# START OF Supplied data

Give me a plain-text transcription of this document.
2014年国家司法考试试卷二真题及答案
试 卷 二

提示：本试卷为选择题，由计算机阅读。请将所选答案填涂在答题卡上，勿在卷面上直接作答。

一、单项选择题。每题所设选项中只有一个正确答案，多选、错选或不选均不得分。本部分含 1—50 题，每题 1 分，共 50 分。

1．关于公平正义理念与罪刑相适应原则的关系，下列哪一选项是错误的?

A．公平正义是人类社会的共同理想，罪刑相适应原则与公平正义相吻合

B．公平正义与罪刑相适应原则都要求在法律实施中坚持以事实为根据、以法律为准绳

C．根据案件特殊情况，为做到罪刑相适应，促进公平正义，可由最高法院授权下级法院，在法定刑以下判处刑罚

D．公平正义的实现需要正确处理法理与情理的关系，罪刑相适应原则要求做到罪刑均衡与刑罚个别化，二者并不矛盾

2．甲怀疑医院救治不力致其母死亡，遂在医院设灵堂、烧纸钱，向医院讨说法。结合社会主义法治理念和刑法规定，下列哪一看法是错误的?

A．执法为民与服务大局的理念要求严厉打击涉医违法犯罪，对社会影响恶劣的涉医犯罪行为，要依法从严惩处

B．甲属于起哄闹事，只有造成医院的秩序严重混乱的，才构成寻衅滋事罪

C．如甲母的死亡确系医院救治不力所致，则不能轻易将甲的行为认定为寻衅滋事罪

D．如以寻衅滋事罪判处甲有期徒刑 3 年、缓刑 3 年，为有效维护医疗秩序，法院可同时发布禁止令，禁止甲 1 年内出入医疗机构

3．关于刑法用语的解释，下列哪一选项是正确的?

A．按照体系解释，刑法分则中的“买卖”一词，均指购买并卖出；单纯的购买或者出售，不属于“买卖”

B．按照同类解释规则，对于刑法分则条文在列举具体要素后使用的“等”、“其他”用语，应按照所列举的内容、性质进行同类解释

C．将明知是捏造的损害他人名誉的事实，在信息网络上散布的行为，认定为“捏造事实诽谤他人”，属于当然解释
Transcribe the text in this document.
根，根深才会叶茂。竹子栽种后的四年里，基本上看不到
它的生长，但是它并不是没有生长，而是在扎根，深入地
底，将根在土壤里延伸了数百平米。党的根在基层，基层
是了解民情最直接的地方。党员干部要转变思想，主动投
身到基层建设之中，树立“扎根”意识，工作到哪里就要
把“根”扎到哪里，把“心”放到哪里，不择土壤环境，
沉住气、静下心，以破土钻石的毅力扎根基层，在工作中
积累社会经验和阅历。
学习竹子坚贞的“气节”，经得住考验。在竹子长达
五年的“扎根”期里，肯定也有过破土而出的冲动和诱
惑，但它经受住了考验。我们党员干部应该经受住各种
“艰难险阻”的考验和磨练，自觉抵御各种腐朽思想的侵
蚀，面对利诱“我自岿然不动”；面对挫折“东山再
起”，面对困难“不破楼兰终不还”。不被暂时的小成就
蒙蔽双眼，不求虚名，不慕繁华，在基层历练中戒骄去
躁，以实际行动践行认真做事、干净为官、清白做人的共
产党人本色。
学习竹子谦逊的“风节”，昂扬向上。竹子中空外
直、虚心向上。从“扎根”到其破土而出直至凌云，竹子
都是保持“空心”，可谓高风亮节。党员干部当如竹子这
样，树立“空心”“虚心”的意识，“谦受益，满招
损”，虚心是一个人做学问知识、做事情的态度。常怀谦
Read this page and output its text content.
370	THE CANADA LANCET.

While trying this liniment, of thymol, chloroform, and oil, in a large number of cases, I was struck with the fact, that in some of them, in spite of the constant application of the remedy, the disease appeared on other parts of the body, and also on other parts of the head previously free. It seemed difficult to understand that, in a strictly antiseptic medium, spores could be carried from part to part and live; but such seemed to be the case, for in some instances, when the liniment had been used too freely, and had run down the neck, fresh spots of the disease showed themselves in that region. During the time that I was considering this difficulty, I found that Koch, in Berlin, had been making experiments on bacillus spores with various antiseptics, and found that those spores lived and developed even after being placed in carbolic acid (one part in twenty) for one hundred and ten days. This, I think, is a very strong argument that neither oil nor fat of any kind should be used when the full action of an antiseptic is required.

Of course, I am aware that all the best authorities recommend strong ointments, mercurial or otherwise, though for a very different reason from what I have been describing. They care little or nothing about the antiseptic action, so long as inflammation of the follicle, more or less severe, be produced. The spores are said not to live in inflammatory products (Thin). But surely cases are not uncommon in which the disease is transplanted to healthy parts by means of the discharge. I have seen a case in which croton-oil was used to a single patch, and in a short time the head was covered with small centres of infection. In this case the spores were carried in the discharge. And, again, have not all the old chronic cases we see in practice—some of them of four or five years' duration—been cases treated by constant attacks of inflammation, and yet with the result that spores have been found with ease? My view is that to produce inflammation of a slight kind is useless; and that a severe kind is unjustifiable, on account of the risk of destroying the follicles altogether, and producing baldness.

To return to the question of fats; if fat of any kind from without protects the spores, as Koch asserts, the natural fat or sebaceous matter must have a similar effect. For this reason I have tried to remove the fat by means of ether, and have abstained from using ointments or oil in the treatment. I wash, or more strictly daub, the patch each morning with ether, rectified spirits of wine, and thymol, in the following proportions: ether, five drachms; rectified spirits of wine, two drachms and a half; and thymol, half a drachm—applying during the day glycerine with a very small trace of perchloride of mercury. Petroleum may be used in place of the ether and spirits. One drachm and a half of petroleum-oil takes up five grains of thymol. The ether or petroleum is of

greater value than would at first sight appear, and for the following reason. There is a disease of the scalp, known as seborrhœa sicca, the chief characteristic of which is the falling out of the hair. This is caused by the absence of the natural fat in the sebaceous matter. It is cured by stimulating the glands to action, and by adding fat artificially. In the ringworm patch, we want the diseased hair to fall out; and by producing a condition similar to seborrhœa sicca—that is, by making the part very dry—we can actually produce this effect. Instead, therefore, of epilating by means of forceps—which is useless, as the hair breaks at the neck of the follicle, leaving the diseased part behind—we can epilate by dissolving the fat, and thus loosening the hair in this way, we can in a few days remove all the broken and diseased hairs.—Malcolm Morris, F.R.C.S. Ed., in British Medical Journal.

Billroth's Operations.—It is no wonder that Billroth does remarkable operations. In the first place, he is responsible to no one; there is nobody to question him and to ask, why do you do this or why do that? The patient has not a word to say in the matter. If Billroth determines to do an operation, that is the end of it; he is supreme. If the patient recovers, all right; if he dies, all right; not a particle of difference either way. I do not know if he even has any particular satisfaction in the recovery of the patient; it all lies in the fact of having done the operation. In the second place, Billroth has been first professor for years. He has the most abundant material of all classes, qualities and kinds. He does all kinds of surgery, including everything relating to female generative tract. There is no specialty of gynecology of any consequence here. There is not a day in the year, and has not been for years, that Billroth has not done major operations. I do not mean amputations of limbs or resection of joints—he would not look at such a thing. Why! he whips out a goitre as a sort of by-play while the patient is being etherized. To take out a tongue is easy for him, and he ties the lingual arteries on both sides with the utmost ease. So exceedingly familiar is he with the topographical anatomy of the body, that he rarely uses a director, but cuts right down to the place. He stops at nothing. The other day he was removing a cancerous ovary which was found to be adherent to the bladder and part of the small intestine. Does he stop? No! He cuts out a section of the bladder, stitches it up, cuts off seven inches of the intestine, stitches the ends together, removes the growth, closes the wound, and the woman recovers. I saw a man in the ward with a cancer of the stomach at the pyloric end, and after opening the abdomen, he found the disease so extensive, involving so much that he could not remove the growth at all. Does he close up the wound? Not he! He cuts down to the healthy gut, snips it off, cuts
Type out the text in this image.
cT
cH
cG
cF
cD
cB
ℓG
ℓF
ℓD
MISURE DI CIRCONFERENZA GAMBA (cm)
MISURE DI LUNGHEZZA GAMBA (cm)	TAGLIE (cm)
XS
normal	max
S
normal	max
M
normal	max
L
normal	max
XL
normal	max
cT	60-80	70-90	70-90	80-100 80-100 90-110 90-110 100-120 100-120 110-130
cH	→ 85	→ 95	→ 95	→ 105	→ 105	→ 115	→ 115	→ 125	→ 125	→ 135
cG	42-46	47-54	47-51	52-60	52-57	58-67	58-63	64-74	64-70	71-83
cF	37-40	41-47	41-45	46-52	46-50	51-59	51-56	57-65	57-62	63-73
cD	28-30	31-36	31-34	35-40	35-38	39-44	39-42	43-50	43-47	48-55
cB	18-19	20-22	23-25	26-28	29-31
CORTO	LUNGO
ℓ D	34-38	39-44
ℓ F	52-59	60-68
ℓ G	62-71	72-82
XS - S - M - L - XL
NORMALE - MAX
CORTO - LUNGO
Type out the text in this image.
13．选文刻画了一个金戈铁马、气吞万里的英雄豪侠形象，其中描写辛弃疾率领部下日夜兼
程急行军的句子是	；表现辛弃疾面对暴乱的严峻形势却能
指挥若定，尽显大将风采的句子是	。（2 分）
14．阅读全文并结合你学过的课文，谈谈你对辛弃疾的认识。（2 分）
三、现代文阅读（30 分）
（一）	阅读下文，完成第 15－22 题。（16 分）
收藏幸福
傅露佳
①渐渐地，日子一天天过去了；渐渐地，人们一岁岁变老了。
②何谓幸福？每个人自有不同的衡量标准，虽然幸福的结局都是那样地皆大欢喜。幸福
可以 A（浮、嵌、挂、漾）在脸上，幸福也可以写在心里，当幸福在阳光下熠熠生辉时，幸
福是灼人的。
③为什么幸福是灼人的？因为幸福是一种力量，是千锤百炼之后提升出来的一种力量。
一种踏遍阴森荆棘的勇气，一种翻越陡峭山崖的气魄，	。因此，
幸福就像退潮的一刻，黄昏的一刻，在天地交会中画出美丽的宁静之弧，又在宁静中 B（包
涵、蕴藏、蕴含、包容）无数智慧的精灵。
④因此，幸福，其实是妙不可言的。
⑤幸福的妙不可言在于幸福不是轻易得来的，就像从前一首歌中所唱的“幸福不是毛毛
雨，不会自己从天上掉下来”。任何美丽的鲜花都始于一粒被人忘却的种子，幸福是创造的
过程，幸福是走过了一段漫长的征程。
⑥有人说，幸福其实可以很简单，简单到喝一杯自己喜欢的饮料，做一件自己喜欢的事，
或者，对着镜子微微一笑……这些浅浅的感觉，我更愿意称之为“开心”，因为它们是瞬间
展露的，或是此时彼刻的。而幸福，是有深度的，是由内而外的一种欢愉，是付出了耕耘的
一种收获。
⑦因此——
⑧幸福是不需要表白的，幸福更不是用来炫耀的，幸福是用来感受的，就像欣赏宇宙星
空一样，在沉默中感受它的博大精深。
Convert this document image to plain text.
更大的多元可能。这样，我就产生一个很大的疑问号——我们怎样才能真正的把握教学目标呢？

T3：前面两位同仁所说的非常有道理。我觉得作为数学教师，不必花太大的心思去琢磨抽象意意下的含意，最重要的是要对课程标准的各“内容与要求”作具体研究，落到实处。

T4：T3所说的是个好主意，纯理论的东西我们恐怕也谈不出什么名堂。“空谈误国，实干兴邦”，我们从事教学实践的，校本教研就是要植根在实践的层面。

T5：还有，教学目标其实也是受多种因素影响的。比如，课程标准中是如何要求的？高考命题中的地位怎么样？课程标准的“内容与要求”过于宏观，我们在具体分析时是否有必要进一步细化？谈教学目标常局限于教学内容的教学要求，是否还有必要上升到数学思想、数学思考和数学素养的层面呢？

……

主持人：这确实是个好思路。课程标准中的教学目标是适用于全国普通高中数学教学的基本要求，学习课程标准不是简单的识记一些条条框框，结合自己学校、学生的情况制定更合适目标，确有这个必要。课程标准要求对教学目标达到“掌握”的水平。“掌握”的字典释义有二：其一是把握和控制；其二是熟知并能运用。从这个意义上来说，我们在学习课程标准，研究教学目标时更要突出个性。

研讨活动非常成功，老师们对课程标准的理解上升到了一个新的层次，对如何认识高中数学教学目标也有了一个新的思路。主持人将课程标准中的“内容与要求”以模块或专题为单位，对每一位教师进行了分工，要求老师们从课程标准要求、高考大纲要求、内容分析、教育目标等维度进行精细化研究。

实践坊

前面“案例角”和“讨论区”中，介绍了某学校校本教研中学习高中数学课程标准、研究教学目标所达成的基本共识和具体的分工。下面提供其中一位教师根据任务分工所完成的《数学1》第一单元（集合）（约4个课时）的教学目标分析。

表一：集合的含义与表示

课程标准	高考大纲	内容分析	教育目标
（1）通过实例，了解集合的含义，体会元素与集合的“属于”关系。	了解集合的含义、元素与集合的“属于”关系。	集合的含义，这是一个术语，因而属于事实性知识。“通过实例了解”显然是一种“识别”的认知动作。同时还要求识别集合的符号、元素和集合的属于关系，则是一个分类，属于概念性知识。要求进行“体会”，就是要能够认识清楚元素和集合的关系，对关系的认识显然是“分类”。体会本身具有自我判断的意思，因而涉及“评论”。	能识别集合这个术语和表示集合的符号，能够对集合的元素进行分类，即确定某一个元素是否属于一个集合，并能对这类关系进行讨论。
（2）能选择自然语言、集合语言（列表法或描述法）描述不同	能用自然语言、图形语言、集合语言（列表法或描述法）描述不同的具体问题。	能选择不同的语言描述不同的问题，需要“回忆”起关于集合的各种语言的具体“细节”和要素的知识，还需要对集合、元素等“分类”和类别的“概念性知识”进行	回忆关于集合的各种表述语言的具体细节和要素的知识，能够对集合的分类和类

# END OF Supplied data

• **Directions**
Go through the material line by line. Show each line that contains the string "document".

• **Task response**
Give me a plain-text transcription of this document.
Transcribe the text in this document.
Convert this document image to plain text.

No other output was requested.